── EXERCISE MATERIAL

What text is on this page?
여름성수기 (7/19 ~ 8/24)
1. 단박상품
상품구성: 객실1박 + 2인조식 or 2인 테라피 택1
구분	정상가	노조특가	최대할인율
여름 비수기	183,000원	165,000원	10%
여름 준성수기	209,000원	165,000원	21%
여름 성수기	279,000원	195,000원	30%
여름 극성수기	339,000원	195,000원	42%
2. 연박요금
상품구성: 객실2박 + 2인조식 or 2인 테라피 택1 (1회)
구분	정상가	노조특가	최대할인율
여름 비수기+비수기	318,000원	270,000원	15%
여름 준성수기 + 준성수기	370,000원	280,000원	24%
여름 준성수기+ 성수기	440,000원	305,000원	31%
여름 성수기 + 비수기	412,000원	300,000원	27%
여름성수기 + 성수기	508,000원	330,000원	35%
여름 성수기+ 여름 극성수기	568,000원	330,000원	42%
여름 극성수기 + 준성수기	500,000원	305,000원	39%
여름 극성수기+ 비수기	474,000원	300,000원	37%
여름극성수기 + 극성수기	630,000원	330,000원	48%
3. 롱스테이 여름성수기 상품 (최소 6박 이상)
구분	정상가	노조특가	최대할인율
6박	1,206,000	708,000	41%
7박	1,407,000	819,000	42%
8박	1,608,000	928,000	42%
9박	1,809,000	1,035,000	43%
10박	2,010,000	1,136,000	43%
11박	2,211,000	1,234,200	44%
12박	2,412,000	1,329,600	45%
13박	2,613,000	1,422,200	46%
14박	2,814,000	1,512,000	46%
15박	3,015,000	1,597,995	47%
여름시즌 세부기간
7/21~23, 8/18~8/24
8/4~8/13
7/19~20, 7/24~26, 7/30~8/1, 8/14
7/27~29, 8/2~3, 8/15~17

────

### PROBLEM DETAILS
Using the data above, output each line exactly.

### EXERCISE RESULT
What text is on this page?
여름성수기 (7/19 ~ 8/24)
1. 단박상품
상품구성: 객실1박 + 2인조식 or 2인 테라피 택1
구분	정상가	노조특가	최대할인율
여름 비수기	183,000원	165,000원	10%
여름 준성수기	209,000원	165,000원	21%
여름 성수기	279,000원	195,000원	30%
여름 극성수기	339,000원	195,000원	42%
2. 연박요금
상품구성: 객실2박 + 2인조식 or 2인 테라피 택1 (1회)
구분	정상가	노조특가	최대할인율
여름 비수기+비수기	318,000원	270,000원	15%
여름 준성수기 + 준성수기	370,000원	280,000원	24%
여름 준성수기+ 성수기	440,000원	305,000원	31%
여름 성수기 + 비수기	412,000원	300,000원	27%
여름성수기 + 성수기	508,000원	330,000원	35%
여름 성수기+ 여름 극성수기	568,000원	330,000원	42%
여름 극성수기 + 준성수기	500,000원	305,000원	39%
여름 극성수기+ 비수기	474,000원	300,000원	37%
여름극성수기 + 극성수기	630,000원	330,000원	48%
3. 롱스테이 여름성수기 상품 (최소 6박 이상)
구분	정상가	노조특가	최대할인율
6박	1,206,000	708,000	41%
7박	1,407,000	819,000	42%
8박	1,608,000	928,000	42%
9박	1,809,000	1,035,000	43%
10박	2,010,000	1,136,000	43%
11박	2,211,000	1,234,200	44%
12박	2,412,000	1,329,600	45%
13박	2,613,000	1,422,200	46%
14박	2,814,000	1,512,000	46%
15박	3,015,000	1,597,995	47%
여름시즌 세부기간
7/21~23, 8/18~8/24
8/4~8/13
7/19~20, 7/24~26, 7/30~8/1, 8/14
7/27~29, 8/2~3, 8/15~17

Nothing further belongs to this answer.